Stated task :: Gather up every line from the entries below that uses the word "则为该部门".

□ □ □ □ □

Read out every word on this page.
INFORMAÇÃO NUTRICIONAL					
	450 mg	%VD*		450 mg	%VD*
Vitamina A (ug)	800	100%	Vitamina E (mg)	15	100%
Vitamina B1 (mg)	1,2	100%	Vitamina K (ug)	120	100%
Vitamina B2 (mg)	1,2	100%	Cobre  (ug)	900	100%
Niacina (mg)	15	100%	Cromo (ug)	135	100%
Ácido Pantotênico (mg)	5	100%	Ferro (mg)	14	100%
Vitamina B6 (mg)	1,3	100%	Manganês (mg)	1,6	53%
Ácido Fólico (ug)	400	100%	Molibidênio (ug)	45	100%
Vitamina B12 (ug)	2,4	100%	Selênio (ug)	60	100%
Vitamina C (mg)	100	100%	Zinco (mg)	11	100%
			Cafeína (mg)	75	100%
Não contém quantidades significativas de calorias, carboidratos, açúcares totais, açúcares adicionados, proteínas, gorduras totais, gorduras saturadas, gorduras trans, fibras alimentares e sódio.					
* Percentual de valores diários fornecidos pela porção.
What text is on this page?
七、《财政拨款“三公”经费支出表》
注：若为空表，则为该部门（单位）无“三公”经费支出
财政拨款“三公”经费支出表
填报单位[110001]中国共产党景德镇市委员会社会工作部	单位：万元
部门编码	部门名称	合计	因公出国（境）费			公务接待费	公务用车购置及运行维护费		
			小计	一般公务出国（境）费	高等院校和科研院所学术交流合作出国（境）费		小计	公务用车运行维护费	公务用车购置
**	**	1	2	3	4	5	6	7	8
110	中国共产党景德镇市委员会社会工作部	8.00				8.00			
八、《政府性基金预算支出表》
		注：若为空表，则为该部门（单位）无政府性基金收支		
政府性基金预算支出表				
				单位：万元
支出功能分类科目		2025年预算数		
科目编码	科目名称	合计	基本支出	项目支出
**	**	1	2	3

□ □ □ □ □

Output for this exercise ::
注：若为空表，则为该部门（单位）无“三公”经费支出
		注：若为空表，则为该部门（单位）无政府性基金收支		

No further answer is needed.